◆ EXERCISE BRIEF: What follows is a block of records; reproduce all of it verbatim.

◆ WORKING DATA:
------------------------------------

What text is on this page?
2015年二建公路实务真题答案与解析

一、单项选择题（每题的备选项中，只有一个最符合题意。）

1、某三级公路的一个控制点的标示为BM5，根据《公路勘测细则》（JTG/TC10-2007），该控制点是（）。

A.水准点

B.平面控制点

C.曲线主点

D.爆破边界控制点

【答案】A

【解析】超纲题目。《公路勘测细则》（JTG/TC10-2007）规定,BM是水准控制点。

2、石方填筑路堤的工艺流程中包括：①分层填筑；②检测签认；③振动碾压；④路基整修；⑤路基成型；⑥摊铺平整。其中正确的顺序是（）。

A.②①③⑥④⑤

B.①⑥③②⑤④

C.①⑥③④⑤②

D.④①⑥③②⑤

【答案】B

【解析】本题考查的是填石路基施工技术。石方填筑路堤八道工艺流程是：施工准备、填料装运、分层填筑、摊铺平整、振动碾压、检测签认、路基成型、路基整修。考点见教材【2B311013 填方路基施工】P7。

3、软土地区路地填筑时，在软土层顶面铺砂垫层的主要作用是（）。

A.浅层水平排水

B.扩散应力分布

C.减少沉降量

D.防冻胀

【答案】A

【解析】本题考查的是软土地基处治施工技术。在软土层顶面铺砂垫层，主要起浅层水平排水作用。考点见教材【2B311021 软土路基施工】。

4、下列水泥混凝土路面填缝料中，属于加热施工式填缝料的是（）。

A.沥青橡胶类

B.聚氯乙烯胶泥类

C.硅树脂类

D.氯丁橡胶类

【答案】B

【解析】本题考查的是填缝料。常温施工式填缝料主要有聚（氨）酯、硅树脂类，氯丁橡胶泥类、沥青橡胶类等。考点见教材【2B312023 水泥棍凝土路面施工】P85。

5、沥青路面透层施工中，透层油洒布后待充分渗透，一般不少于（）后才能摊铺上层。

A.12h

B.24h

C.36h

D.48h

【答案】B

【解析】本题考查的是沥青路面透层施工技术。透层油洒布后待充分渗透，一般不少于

------------------------------------

◆ WRITTEN REPLY:
What text is on this page?
2015年二建公路实务真题答案与解析

一、单项选择题（每题的备选项中，只有一个最符合题意。）

1、某三级公路的一个控制点的标示为BM5，根据《公路勘测细则》（JTG/TC10-2007），该控制点是（）。

A.水准点

B.平面控制点

C.曲线主点

D.爆破边界控制点

【答案】A

【解析】超纲题目。《公路勘测细则》（JTG/TC10-2007）规定,BM是水准控制点。

2、石方填筑路堤的工艺流程中包括：①分层填筑；②检测签认；③振动碾压；④路基整修；⑤路基成型；⑥摊铺平整。其中正确的顺序是（）。

A.②①③⑥④⑤

B.①⑥③②⑤④

C.①⑥③④⑤②

D.④①⑥③②⑤

【答案】B

【解析】本题考查的是填石路基施工技术。石方填筑路堤八道工艺流程是：施工准备、填料装运、分层填筑、摊铺平整、振动碾压、检测签认、路基成型、路基整修。考点见教材【2B311013 填方路基施工】P7。

3、软土地区路地填筑时，在软土层顶面铺砂垫层的主要作用是（）。

A.浅层水平排水

B.扩散应力分布

C.减少沉降量

D.防冻胀

【答案】A

【解析】本题考查的是软土地基处治施工技术。在软土层顶面铺砂垫层，主要起浅层水平排水作用。考点见教材【2B311021 软土路基施工】。

4、下列水泥混凝土路面填缝料中，属于加热施工式填缝料的是（）。

A.沥青橡胶类

B.聚氯乙烯胶泥类

C.硅树脂类

D.氯丁橡胶类

【答案】B

【解析】本题考查的是填缝料。常温施工式填缝料主要有聚（氨）酯、硅树脂类，氯丁橡胶泥类、沥青橡胶类等。考点见教材【2B312023 水泥棍凝土路面施工】P85。

5、沥青路面透层施工中，透层油洒布后待充分渗透，一般不少于（）后才能摊铺上层。

A.12h

B.24h

C.36h

D.48h

【答案】B

【解析】本题考查的是沥青路面透层施工技术。透层油洒布后待充分渗透，一般不少于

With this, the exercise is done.